Dataset entries:
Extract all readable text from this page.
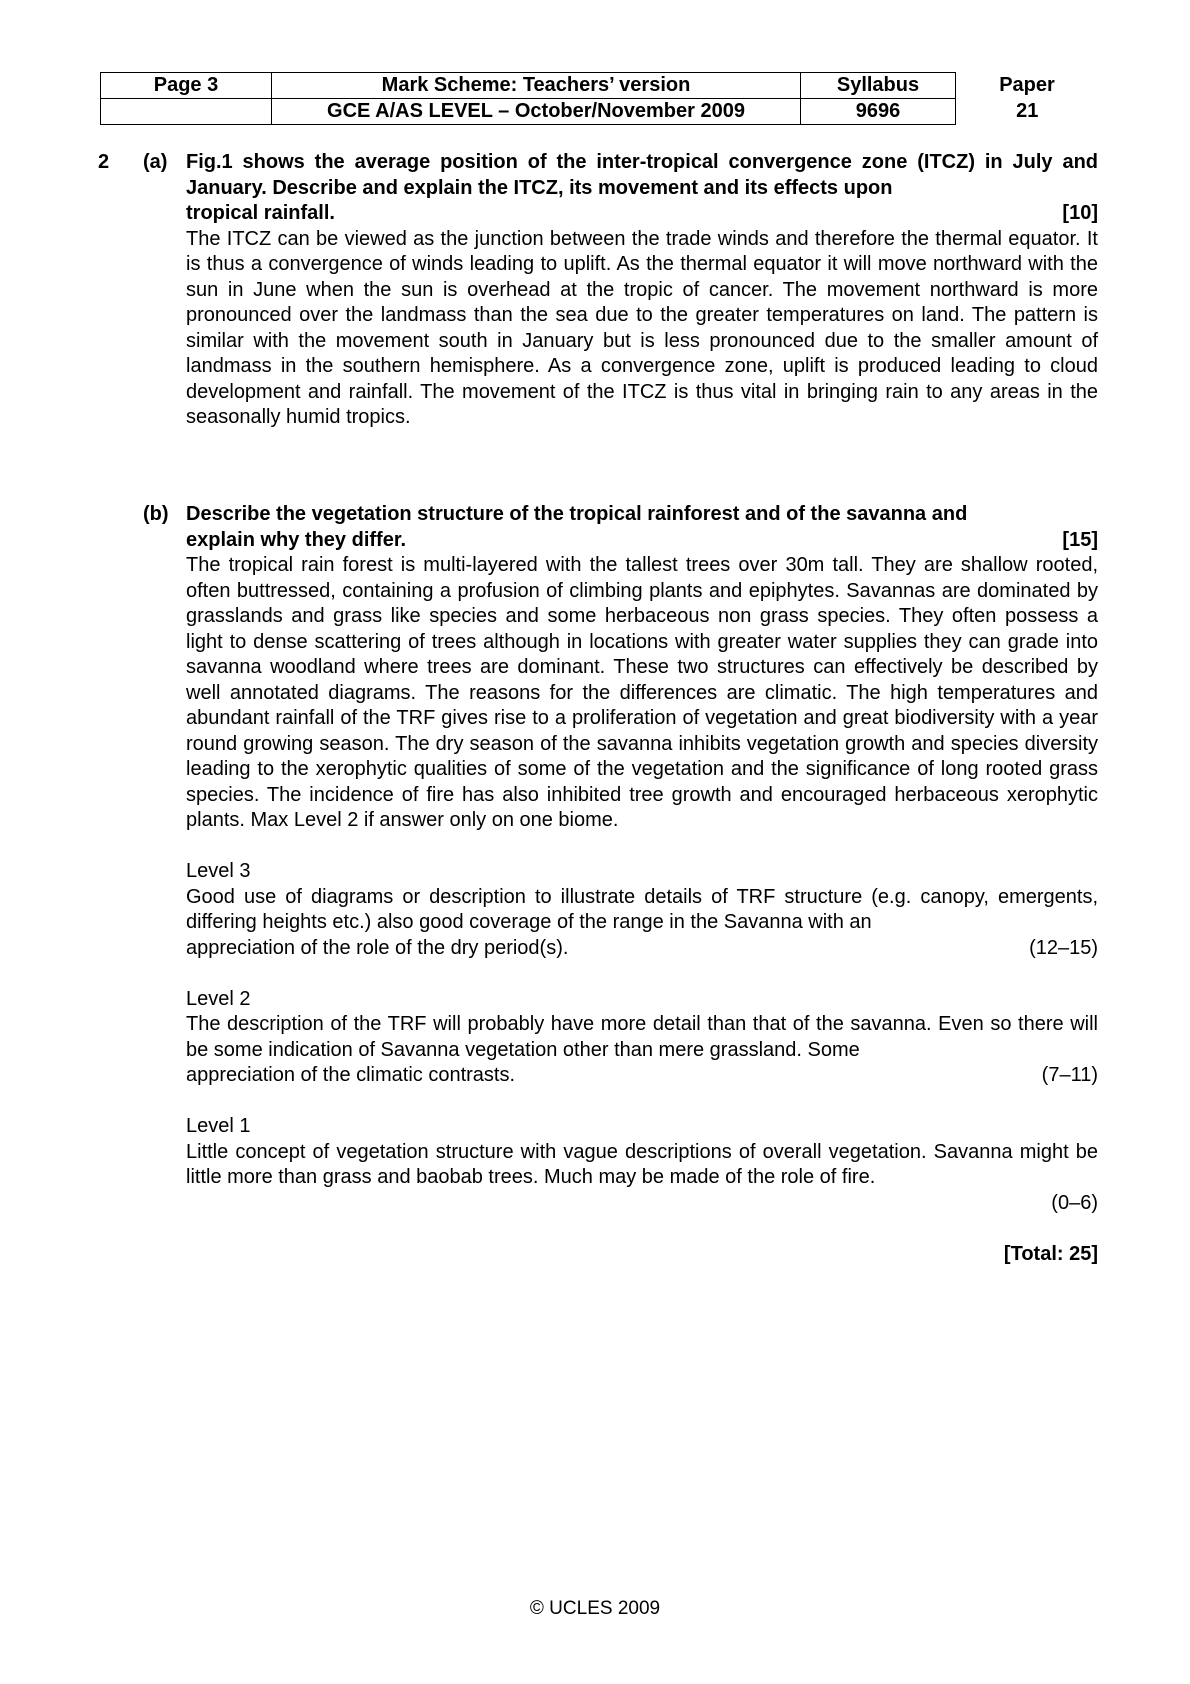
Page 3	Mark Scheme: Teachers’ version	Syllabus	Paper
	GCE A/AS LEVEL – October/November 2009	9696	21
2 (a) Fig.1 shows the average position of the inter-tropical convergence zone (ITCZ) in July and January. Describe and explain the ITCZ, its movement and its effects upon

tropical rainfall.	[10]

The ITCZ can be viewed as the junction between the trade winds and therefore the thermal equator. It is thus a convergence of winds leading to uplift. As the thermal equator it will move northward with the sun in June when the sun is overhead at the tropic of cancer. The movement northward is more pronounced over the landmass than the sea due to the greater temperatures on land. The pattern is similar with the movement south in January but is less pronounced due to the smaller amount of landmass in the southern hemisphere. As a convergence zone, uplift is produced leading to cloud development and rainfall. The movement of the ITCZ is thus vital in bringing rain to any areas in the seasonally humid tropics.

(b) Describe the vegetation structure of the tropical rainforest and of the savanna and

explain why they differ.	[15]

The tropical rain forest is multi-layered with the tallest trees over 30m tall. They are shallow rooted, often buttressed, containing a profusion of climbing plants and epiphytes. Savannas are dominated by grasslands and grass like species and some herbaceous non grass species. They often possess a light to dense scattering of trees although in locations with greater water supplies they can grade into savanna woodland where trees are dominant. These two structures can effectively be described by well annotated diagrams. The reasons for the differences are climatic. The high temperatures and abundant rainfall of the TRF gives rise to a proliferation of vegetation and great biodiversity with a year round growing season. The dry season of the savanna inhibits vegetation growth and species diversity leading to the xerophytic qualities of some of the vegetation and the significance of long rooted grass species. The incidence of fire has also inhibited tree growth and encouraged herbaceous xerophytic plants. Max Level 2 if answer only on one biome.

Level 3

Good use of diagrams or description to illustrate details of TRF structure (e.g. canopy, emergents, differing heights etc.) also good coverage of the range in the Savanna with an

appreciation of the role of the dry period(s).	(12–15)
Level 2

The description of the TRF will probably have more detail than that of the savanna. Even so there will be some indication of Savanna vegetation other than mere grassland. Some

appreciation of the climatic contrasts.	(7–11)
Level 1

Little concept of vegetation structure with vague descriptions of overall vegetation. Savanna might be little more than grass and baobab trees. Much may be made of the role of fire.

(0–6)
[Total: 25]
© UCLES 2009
---
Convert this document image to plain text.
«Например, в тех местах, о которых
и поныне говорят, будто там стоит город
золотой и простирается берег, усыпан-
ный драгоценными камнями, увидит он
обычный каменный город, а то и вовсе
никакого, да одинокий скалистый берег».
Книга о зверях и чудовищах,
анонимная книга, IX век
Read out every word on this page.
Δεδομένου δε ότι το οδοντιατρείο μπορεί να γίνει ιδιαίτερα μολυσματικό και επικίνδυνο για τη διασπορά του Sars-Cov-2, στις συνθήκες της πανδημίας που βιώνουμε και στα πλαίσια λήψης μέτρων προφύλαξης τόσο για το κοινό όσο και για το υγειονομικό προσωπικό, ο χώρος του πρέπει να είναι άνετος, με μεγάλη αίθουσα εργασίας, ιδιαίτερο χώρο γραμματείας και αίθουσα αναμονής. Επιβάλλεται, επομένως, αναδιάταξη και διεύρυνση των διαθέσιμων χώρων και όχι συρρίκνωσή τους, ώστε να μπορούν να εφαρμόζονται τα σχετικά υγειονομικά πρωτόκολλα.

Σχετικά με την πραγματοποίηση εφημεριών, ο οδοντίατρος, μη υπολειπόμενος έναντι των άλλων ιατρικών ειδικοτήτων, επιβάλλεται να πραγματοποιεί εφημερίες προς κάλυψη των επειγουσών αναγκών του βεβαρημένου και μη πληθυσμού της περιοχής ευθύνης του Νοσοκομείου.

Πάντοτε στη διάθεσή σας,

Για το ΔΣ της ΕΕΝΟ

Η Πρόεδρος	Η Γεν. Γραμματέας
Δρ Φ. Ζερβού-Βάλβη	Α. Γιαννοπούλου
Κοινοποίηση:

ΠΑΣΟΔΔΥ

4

What is required:
Spot every line that holds "will" and copy it.

Expected output:
The ITCZ can be viewed as the junction between the trade winds and therefore the thermal equator. It is thus a convergence of winds leading to uplift. As the thermal equator it will move northward with the sun in June when the sun is overhead at the tropic of cancer. The movement northward is more pronounced over the landmass than the sea due to the greater temperatures on land. The pattern is similar with the movement south in January but is less pronounced due to the smaller amount of landmass in the southern hemisphere. As a convergence zone, uplift is produced leading to cloud development and rainfall. The movement of the ITCZ is thus vital in bringing rain to any areas in the seasonally humid tropics.
The description of the TRF will probably have more detail than that of the savanna. Even so there will be some indication of Savanna vegetation other than mere grassland. Some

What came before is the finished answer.